● EXERCISE DETAILS: Every record below should be written out exactly; pictures stay out.

● SUPPLIED MATERIAL:
## Start

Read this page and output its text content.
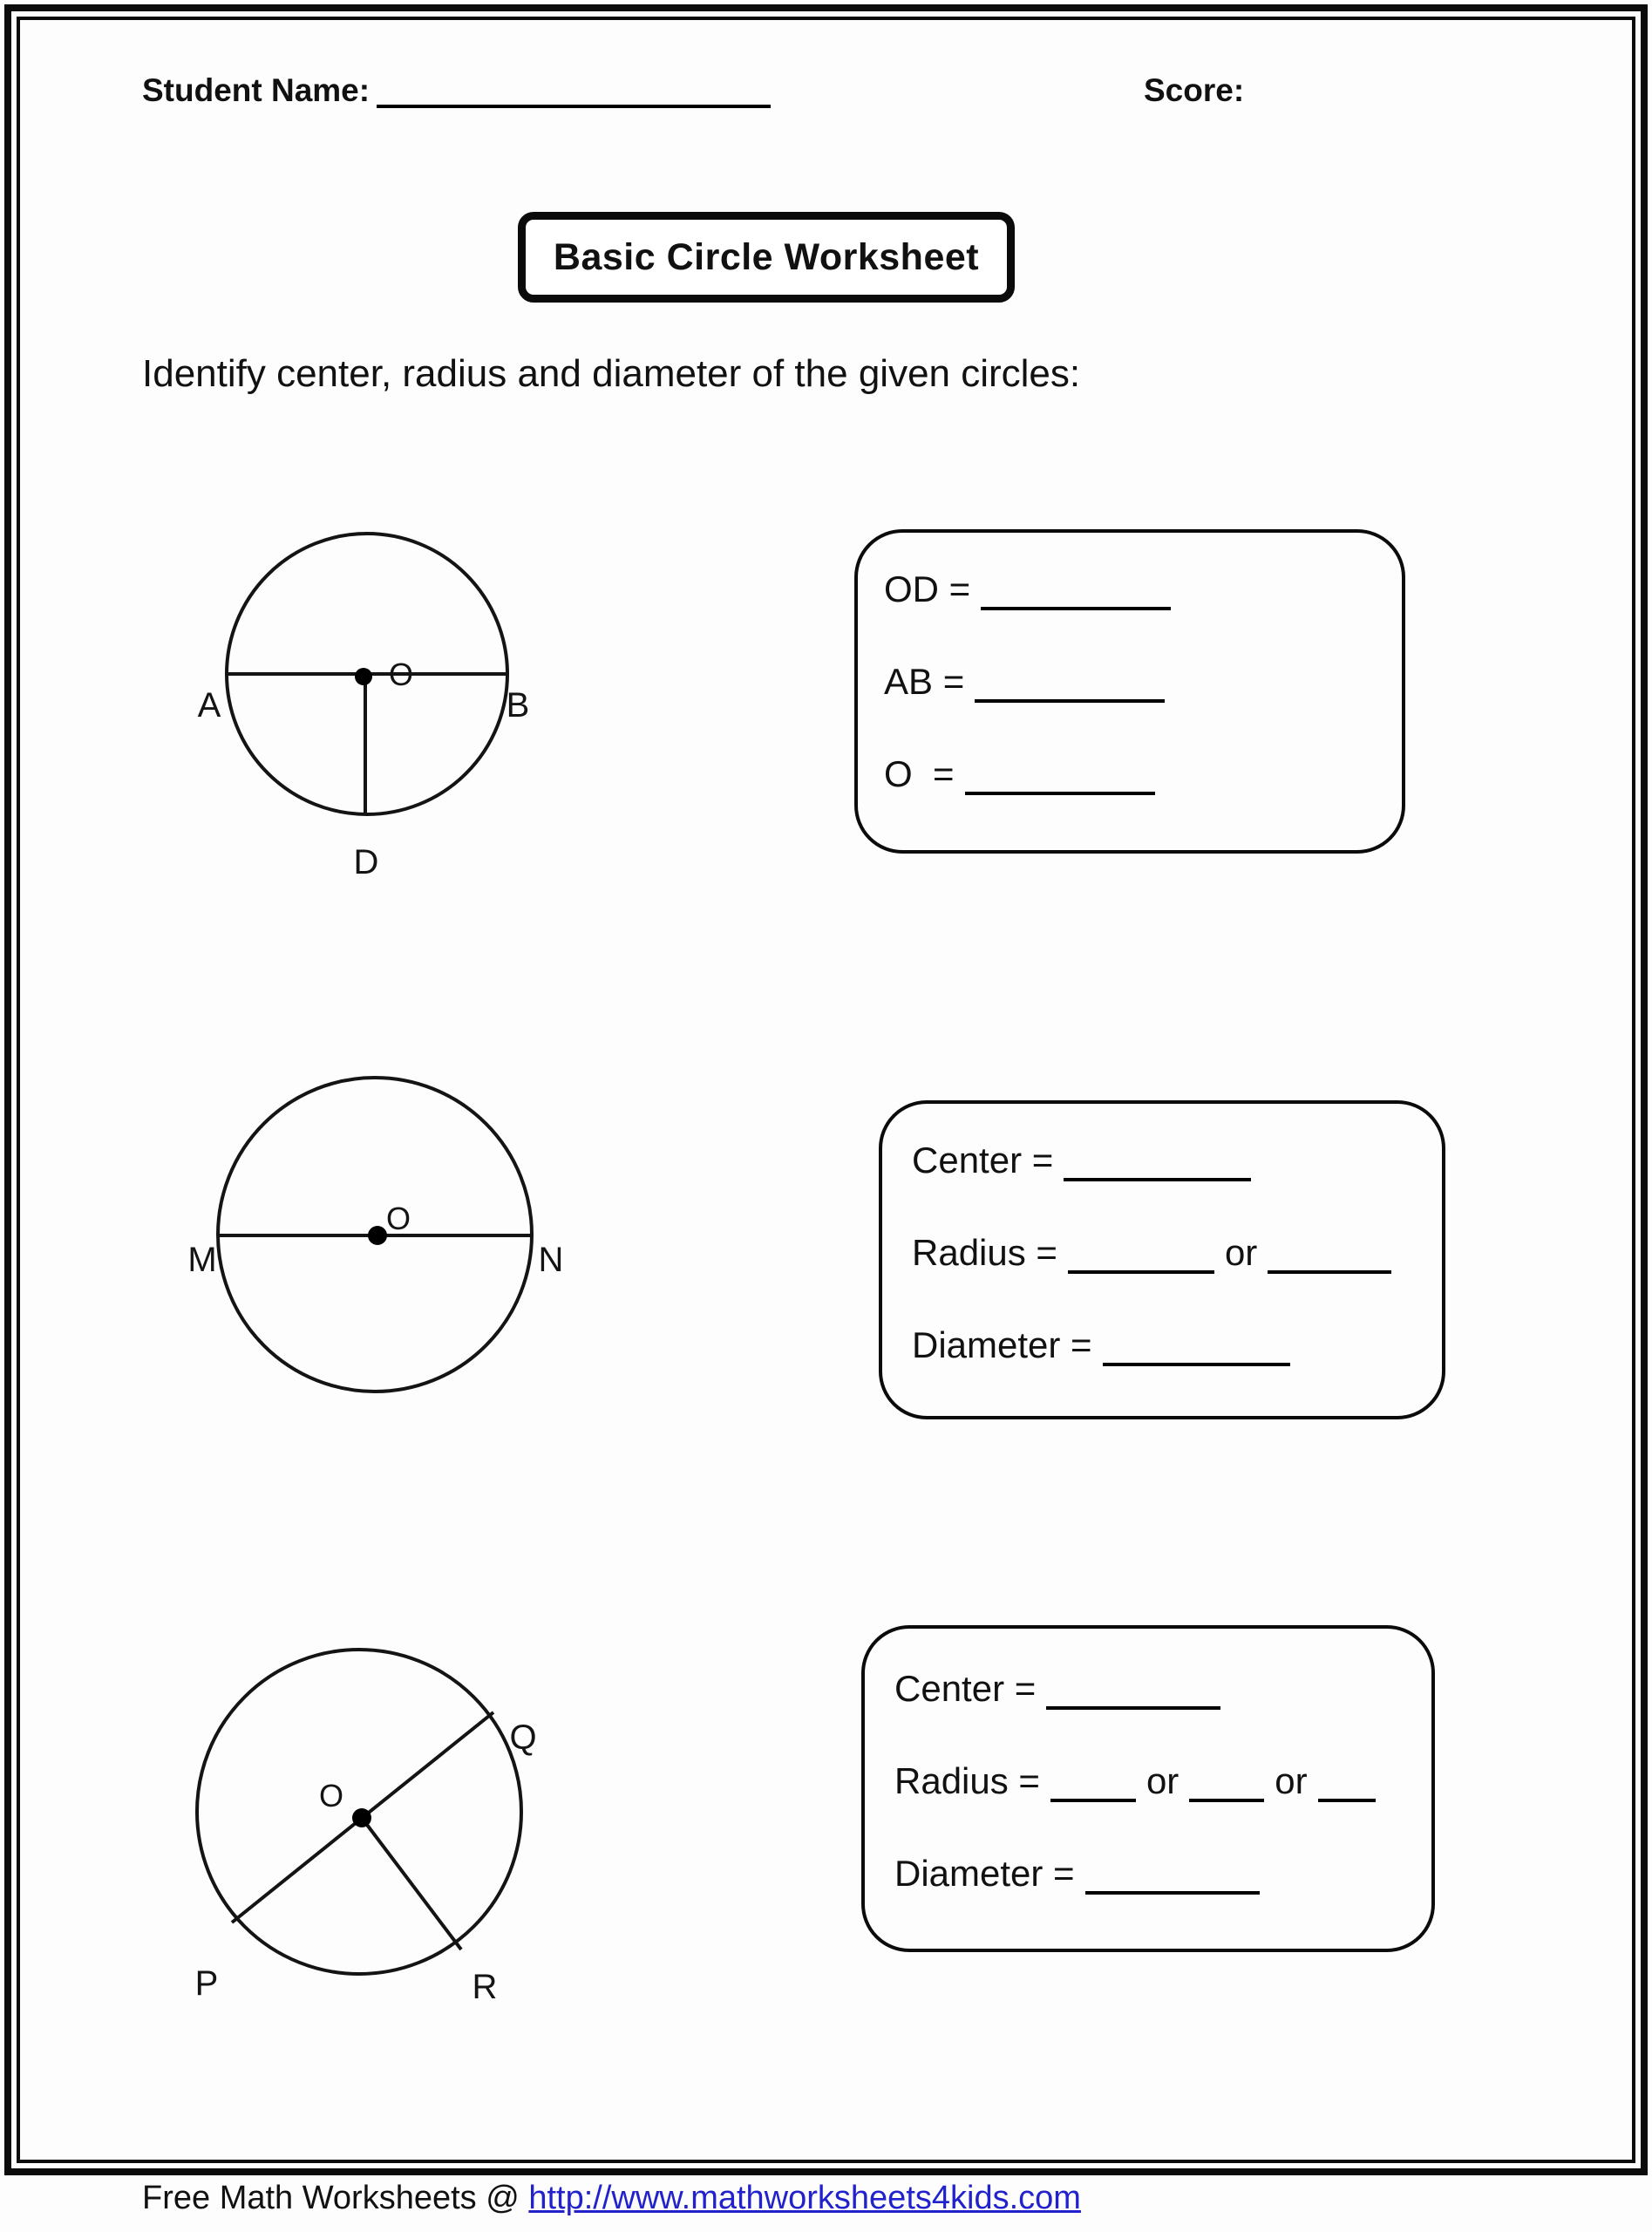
Student Name:	Score:
Basic Circle Worksheet
Identify center, radius and diameter of the given circles:
A	B
D
O
M	N
O
Q
P	R
O
OD =
AB =
O  =
Center =
Radius =	or
Diameter =
Center =
Radius =	or	or
Diameter =
Free Math Worksheets @ http://www.mathworksheets4kids.com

## End

● EXERCISE RESULT:
Read this page and output its text content.
Student Name:	Score:
Basic Circle Worksheet
Identify center, radius and diameter of the given circles:
A	B
D
O
M	N
O
Q
P	R
O
OD =
AB =
O  =
Center =
Radius =	or
Diameter =
Center =
Radius =	or	or
Diameter =
Free Math Worksheets @ http://www.mathworksheets4kids.com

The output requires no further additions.